---- Given information

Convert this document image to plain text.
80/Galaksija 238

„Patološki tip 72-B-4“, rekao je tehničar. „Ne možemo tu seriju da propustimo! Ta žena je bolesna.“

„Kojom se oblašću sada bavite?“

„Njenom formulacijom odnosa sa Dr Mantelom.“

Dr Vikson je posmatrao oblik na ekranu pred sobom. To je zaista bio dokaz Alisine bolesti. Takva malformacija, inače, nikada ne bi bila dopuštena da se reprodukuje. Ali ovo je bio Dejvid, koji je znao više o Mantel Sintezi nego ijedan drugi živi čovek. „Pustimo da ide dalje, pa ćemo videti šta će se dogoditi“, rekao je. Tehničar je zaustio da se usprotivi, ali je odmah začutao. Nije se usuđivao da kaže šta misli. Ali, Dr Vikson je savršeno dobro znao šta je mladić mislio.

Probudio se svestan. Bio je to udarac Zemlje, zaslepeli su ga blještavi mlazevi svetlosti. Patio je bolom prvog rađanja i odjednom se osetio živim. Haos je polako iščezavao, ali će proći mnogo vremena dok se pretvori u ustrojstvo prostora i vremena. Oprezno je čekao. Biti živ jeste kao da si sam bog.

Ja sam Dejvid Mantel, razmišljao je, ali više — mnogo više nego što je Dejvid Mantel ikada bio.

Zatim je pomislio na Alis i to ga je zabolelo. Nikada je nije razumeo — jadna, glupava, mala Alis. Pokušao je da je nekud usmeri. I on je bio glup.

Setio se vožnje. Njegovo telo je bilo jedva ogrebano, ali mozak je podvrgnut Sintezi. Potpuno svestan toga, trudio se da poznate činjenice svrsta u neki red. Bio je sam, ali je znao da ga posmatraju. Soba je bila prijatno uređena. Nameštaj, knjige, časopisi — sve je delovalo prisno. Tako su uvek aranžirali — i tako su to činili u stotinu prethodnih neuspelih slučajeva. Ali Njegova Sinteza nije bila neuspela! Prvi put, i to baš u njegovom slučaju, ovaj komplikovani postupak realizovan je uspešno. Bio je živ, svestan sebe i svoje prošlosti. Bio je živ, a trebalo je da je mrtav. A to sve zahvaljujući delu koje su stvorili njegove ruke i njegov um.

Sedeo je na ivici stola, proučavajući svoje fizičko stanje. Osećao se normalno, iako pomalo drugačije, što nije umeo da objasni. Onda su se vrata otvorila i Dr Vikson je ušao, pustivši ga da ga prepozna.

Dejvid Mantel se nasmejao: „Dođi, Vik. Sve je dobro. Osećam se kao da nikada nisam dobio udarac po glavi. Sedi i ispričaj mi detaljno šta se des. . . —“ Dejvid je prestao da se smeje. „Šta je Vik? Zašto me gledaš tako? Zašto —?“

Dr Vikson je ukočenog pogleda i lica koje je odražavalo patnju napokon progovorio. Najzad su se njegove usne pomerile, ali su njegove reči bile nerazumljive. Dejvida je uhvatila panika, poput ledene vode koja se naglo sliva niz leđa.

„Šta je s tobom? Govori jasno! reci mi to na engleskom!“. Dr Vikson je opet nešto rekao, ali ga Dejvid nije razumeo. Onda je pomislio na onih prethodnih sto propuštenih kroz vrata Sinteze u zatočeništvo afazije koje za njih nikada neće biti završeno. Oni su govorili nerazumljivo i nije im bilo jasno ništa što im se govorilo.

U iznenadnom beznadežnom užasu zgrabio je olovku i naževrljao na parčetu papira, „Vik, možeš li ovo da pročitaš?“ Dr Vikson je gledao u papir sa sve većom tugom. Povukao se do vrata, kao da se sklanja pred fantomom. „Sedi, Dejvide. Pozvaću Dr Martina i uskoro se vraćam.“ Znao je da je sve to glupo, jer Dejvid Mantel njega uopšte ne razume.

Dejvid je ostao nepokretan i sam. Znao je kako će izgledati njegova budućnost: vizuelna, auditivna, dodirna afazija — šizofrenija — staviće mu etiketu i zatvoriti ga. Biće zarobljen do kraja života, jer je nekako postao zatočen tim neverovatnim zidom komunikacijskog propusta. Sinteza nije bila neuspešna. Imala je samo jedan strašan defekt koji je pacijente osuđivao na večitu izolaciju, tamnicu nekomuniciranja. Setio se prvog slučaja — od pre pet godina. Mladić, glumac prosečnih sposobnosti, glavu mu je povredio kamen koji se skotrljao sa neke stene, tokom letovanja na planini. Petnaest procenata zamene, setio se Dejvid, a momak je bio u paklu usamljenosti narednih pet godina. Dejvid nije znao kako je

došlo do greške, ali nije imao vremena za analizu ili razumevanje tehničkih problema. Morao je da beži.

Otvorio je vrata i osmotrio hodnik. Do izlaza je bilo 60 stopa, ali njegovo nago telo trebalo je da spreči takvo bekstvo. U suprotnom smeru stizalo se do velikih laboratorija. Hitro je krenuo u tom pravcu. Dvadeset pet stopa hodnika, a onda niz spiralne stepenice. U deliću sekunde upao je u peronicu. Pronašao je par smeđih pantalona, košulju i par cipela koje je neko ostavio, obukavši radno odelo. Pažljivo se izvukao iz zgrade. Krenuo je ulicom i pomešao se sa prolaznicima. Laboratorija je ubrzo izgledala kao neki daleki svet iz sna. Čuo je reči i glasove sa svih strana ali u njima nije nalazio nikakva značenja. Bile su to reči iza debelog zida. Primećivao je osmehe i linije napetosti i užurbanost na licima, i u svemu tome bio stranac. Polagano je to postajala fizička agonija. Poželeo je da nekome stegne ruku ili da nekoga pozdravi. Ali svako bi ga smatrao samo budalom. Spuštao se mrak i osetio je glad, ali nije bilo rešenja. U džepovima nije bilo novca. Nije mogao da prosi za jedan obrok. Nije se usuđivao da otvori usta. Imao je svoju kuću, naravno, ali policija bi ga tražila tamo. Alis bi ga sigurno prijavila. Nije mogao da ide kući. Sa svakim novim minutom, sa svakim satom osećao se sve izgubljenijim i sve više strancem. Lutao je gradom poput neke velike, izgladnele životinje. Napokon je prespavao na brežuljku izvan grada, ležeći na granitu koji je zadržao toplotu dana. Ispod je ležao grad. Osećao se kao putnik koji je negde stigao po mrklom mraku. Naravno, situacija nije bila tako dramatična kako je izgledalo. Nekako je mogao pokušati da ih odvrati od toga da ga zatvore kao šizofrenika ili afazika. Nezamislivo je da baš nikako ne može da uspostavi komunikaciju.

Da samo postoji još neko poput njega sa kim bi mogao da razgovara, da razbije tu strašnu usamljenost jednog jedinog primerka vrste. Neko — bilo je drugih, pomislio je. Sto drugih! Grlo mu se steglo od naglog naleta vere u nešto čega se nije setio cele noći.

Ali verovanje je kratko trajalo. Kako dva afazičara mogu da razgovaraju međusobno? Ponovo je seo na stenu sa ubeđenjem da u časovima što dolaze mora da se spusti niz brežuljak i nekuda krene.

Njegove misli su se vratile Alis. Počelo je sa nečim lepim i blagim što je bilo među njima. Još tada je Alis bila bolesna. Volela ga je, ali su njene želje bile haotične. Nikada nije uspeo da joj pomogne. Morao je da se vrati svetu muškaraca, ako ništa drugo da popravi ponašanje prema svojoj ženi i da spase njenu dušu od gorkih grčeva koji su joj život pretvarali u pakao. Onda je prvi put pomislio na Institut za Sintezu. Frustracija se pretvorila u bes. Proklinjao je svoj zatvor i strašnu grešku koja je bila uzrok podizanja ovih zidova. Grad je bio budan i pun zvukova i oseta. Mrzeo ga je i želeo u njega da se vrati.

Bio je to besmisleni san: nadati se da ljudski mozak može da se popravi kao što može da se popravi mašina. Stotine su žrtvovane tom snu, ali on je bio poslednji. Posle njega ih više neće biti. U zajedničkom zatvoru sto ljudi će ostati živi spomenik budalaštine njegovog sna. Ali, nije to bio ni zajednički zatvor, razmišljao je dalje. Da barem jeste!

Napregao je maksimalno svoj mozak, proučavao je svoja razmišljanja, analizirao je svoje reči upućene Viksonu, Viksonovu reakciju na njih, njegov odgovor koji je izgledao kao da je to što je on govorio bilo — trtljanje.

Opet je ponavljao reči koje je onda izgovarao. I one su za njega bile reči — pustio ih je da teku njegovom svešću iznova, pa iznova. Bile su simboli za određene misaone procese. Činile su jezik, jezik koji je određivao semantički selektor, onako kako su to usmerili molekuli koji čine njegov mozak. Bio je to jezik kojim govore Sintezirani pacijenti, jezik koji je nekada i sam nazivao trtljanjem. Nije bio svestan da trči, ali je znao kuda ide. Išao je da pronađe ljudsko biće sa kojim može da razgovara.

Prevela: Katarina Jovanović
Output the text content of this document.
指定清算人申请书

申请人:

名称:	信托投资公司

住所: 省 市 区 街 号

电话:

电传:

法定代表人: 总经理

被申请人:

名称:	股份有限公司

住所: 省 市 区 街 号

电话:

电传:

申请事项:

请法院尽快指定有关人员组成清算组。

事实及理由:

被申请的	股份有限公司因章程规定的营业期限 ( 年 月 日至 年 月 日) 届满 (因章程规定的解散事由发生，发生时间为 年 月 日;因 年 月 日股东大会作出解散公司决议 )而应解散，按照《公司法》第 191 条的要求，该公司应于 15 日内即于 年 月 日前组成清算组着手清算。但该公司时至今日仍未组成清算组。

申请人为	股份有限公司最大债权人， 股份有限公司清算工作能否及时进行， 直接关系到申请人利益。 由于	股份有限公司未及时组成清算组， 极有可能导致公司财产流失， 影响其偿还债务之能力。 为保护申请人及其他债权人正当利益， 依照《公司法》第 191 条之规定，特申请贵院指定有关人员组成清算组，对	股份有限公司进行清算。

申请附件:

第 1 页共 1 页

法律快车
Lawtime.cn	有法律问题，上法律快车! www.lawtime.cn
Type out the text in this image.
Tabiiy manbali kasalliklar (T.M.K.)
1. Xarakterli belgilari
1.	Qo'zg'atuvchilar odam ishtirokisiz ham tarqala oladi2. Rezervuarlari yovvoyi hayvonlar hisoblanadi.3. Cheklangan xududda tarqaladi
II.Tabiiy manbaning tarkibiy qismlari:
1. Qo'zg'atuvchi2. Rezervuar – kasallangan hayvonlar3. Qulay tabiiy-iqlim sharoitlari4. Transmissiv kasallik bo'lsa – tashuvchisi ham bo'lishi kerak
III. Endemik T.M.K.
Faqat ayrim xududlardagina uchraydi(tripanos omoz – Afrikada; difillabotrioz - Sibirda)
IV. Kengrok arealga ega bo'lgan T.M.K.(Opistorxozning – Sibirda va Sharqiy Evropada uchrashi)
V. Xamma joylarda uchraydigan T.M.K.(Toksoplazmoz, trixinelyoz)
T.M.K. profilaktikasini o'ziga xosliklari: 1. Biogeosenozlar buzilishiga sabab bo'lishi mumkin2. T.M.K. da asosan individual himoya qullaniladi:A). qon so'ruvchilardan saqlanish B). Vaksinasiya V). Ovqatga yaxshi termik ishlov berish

--------

■ **Task requirements**
Copy out the lines that hold "text".

■ **Result**
Convert this document image to plain text.
Output the text content of this document.
Type out the text in this image.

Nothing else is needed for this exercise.